-------- ENTRIES
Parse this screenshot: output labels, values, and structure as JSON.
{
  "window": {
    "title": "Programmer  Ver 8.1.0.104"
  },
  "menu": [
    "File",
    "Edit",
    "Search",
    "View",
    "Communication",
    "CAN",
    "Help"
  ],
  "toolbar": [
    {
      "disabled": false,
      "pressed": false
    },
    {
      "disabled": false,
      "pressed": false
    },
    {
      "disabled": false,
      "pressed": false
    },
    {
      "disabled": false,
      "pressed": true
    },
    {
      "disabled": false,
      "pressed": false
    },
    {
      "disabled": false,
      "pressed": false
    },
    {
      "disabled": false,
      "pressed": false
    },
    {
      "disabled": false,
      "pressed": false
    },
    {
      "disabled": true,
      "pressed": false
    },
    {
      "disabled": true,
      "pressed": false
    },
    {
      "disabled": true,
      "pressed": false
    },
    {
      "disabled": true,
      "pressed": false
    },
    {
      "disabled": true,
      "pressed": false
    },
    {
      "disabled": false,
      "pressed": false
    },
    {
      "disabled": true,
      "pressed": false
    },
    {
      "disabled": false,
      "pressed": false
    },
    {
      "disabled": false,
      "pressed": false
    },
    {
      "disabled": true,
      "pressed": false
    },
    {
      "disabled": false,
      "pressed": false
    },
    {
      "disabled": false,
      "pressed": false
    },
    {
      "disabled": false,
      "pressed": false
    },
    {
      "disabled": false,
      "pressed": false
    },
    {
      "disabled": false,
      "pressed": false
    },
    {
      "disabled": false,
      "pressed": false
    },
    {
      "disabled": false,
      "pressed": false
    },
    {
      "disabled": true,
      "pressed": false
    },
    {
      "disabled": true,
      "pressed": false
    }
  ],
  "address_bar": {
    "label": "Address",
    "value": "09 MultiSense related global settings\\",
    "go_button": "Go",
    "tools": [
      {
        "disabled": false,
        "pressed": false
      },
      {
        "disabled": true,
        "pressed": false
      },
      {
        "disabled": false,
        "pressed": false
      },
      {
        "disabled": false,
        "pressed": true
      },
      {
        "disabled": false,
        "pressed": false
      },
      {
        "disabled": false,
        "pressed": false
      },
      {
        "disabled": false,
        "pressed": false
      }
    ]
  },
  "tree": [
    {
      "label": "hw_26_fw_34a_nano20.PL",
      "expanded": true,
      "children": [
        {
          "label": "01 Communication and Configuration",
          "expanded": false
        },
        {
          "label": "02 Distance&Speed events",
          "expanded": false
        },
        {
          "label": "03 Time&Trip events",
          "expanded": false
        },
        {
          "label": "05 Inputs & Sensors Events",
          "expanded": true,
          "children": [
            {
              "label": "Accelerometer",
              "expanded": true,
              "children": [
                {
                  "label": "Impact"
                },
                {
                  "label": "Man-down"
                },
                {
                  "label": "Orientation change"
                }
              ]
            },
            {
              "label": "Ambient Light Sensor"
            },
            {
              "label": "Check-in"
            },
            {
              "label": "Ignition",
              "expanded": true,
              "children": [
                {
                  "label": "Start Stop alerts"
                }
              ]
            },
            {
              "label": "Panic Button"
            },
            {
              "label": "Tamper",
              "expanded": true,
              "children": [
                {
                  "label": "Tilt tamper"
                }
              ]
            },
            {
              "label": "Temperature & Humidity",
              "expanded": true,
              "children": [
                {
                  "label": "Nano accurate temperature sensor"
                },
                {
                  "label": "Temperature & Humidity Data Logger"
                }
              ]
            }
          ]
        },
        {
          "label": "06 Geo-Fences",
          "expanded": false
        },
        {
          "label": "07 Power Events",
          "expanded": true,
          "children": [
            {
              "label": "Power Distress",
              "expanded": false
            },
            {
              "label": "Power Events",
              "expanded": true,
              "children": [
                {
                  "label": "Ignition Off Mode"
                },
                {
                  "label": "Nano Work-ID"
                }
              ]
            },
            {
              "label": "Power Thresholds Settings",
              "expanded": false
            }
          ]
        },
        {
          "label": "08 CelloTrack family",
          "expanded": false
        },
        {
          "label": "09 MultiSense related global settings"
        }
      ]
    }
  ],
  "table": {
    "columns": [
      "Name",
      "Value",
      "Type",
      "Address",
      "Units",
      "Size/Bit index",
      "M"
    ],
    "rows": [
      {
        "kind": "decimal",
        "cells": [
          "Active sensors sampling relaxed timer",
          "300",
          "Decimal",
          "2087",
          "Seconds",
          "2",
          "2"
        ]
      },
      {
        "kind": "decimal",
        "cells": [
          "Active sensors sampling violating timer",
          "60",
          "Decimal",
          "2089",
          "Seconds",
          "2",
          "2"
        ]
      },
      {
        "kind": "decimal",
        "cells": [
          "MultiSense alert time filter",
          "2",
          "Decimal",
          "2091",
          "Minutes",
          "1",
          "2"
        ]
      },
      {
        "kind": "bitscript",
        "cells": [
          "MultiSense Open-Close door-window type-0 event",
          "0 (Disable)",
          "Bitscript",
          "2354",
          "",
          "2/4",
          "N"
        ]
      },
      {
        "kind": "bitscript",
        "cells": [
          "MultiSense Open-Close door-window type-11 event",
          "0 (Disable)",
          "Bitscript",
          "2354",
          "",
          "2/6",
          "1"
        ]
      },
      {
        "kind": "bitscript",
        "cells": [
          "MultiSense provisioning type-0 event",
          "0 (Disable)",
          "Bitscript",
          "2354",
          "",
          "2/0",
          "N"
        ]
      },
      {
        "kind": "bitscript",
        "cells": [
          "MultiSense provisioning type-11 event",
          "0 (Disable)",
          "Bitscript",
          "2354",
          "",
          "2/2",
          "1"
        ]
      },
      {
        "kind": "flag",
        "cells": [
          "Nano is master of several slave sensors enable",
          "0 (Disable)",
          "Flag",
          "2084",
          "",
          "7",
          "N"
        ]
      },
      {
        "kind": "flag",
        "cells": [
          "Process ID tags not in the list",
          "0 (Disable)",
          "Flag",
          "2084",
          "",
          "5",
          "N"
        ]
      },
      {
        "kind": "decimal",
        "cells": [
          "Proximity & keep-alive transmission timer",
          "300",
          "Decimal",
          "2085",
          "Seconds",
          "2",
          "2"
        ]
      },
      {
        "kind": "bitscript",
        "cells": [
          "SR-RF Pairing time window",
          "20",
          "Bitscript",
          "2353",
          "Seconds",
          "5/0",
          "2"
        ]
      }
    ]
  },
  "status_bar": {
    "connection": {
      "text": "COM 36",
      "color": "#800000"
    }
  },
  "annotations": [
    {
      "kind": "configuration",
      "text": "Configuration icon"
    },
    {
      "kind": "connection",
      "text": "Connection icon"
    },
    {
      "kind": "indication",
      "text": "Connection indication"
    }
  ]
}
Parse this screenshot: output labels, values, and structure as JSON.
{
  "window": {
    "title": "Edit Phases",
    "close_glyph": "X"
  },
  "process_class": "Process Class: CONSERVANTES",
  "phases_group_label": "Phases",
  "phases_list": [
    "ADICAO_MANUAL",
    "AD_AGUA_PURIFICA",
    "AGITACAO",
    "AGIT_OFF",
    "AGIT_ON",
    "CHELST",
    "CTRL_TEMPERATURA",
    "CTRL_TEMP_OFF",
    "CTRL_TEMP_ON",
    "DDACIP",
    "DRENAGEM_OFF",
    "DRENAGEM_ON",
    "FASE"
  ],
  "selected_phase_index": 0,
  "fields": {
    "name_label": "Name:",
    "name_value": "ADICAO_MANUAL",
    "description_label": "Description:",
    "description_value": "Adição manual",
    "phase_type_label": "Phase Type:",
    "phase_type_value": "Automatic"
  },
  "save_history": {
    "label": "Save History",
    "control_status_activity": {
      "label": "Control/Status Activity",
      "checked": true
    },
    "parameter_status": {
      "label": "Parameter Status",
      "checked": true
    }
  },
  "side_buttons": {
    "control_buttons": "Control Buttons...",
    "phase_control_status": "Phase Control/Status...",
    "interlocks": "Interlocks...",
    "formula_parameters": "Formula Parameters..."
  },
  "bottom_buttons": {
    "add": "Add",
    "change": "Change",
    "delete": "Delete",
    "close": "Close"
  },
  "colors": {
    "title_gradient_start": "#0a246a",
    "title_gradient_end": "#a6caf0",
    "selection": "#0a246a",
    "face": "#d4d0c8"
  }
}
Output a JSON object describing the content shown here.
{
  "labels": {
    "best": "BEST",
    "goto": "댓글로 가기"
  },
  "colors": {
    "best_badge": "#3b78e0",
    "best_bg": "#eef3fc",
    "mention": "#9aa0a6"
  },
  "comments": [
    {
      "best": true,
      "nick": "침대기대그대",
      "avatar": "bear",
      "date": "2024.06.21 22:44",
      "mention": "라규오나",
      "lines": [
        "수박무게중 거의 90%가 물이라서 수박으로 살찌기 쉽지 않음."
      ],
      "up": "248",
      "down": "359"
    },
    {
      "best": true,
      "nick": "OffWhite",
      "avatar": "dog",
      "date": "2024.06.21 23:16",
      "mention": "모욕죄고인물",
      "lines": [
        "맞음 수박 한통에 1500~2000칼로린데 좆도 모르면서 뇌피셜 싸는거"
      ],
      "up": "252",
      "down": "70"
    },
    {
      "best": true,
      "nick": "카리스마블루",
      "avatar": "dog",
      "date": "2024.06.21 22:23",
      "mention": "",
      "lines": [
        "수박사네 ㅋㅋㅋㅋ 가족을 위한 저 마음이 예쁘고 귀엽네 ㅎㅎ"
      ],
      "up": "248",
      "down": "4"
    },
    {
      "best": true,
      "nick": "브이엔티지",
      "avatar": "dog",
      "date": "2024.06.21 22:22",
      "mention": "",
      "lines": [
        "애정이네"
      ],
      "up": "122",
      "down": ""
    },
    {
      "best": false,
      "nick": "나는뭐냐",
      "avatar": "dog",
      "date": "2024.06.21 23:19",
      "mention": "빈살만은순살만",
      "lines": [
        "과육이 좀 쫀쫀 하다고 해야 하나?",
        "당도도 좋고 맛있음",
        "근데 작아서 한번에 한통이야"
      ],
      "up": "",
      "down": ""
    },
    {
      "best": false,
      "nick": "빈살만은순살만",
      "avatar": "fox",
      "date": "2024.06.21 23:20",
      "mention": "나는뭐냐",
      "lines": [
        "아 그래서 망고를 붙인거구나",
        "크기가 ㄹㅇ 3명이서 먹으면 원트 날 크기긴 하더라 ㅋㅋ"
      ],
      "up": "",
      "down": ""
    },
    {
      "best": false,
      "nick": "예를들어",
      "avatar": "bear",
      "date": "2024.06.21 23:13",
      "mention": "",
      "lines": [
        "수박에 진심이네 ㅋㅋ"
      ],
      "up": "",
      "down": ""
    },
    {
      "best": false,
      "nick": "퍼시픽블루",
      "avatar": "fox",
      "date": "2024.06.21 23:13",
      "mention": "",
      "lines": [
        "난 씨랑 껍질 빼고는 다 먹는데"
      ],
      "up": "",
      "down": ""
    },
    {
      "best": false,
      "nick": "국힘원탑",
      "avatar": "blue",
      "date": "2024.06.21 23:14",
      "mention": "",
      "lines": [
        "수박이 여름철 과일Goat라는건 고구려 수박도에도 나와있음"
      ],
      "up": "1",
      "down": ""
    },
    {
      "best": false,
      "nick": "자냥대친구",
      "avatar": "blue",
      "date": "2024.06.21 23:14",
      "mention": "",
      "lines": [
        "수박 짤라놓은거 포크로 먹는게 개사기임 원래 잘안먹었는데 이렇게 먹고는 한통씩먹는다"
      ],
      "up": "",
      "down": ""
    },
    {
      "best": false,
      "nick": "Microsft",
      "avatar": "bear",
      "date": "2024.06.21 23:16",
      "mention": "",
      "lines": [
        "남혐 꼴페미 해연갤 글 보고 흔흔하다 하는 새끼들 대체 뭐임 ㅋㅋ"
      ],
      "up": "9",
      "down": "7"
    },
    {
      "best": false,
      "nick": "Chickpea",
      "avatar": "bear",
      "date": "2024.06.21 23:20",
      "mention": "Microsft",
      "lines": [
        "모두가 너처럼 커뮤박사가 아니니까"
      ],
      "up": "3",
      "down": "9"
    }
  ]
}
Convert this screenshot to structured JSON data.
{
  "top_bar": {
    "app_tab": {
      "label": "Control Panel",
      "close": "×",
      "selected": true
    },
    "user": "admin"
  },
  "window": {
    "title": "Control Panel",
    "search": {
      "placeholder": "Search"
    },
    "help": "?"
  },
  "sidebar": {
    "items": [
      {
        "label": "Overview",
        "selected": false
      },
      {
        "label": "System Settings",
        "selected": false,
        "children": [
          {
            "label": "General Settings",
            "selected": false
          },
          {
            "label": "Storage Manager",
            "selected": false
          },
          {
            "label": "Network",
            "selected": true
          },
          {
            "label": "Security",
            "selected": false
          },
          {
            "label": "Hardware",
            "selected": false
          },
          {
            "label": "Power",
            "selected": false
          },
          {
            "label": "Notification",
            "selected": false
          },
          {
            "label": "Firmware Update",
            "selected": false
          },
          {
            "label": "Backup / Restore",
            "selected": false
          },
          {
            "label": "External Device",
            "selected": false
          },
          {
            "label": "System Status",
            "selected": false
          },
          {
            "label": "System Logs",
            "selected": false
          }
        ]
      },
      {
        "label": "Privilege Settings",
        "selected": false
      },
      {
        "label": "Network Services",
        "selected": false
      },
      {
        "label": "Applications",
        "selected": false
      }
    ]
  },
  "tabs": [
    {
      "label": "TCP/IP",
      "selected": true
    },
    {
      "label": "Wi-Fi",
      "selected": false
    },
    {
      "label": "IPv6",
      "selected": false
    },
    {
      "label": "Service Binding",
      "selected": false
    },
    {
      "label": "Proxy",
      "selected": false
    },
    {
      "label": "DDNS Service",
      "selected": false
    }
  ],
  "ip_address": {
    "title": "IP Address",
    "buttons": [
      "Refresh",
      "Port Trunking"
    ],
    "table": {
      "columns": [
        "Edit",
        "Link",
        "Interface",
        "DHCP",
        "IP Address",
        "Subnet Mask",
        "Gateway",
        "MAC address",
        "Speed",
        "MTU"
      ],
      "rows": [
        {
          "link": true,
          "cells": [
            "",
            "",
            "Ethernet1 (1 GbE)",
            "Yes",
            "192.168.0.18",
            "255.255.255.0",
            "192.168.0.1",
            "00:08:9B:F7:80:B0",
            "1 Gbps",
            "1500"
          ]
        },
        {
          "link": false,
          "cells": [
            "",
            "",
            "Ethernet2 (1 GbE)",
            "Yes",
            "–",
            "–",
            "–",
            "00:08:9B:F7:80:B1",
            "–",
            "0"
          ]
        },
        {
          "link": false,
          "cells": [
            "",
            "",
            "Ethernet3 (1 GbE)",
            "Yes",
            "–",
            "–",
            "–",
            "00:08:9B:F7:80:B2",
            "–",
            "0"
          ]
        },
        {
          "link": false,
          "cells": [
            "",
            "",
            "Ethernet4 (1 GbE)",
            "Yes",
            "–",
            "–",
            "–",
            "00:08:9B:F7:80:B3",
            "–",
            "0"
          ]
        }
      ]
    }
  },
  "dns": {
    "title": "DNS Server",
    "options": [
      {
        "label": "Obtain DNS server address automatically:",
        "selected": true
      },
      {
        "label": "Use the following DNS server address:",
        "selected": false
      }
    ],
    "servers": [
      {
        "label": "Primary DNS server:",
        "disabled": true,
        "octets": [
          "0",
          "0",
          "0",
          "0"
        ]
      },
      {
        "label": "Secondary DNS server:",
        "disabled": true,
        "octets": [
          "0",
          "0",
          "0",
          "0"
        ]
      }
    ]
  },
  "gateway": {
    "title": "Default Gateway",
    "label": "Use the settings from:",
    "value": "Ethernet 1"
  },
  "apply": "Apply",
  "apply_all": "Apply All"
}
----------------
- **WHAT YOU SHOULD DO**: Copy all lines of the material above where the string "indication" occurs.

- **COMPLETE OUTPUT**:
      "kind": "indication",
      "text": "Connection indication"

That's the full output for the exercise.